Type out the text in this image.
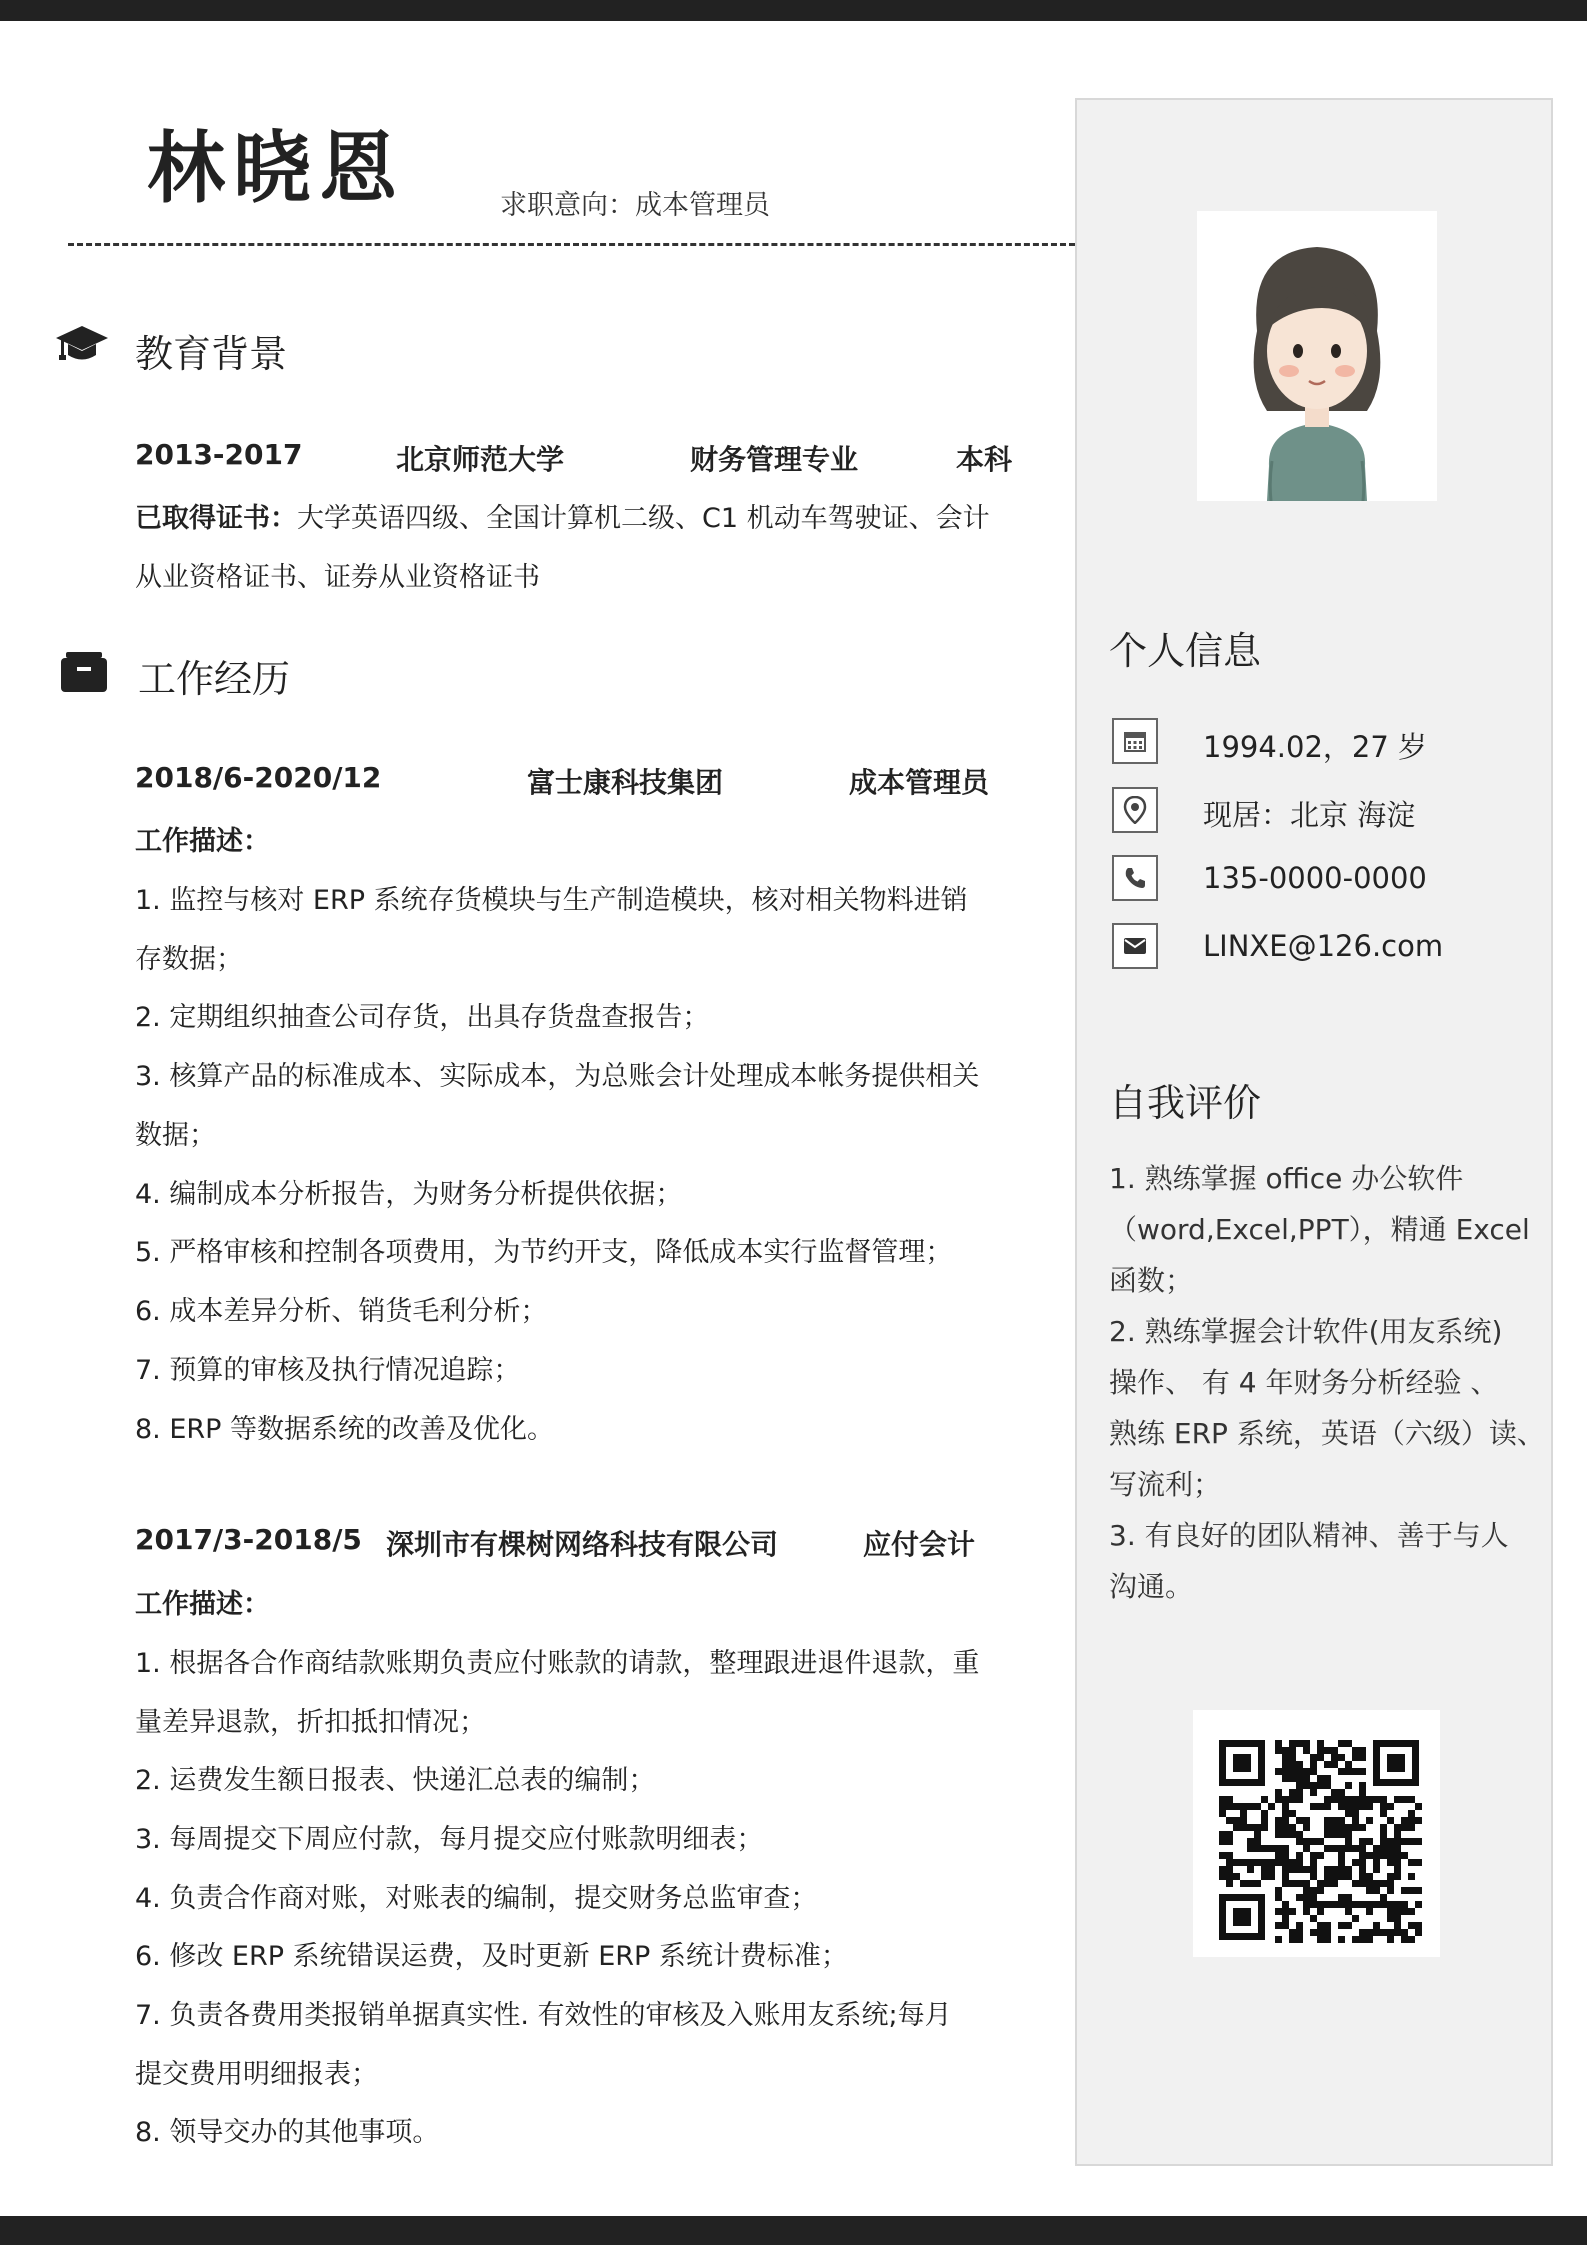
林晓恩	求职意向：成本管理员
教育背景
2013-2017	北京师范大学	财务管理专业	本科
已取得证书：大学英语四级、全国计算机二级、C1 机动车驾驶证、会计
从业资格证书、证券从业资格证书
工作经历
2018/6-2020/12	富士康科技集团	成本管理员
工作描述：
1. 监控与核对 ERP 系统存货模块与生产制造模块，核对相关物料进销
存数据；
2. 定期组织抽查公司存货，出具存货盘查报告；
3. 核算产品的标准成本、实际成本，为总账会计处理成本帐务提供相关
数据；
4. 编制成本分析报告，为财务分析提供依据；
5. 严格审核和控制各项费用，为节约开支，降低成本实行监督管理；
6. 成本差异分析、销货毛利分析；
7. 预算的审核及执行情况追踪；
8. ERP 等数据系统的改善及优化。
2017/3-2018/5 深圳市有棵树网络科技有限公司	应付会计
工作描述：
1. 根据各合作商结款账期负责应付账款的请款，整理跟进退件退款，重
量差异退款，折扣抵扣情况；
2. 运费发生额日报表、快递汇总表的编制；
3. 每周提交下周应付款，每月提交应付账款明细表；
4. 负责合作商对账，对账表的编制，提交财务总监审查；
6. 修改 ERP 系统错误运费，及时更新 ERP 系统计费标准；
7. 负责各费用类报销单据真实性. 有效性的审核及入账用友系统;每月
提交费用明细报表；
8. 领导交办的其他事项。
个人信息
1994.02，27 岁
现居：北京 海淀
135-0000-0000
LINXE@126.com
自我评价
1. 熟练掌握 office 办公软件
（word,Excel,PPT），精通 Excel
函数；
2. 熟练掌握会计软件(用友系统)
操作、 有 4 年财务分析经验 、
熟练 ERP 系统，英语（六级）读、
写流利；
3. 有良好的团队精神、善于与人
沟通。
★ ★ ★ ★
WHAT NEEDS TO BE DONE: Will you restate every entry word for word and omit the images?

FINISHED TASK:
Type out the text in this image.
林晓恩	求职意向：成本管理员
教育背景
2013-2017	北京师范大学	财务管理专业	本科
已取得证书：大学英语四级、全国计算机二级、C1 机动车驾驶证、会计
从业资格证书、证券从业资格证书
工作经历
2018/6-2020/12	富士康科技集团	成本管理员
工作描述：
1. 监控与核对 ERP 系统存货模块与生产制造模块，核对相关物料进销
存数据；
2. 定期组织抽查公司存货，出具存货盘查报告；
3. 核算产品的标准成本、实际成本，为总账会计处理成本帐务提供相关
数据；
4. 编制成本分析报告，为财务分析提供依据；
5. 严格审核和控制各项费用，为节约开支，降低成本实行监督管理；
6. 成本差异分析、销货毛利分析；
7. 预算的审核及执行情况追踪；
8. ERP 等数据系统的改善及优化。
2017/3-2018/5 深圳市有棵树网络科技有限公司	应付会计
工作描述：
1. 根据各合作商结款账期负责应付账款的请款，整理跟进退件退款，重
量差异退款，折扣抵扣情况；
2. 运费发生额日报表、快递汇总表的编制；
3. 每周提交下周应付款，每月提交应付账款明细表；
4. 负责合作商对账，对账表的编制，提交财务总监审查；
6. 修改 ERP 系统错误运费，及时更新 ERP 系统计费标准；
7. 负责各费用类报销单据真实性. 有效性的审核及入账用友系统;每月
提交费用明细报表；
8. 领导交办的其他事项。
个人信息
1994.02，27 岁
现居：北京 海淀
135-0000-0000
LINXE@126.com
自我评价
1. 熟练掌握 office 办公软件
（word,Excel,PPT），精通 Excel
函数；
2. 熟练掌握会计软件(用友系统)
操作、 有 4 年财务分析经验 、
熟练 ERP 系统，英语（六级）读、
写流利；
3. 有良好的团队精神、善于与人
沟通。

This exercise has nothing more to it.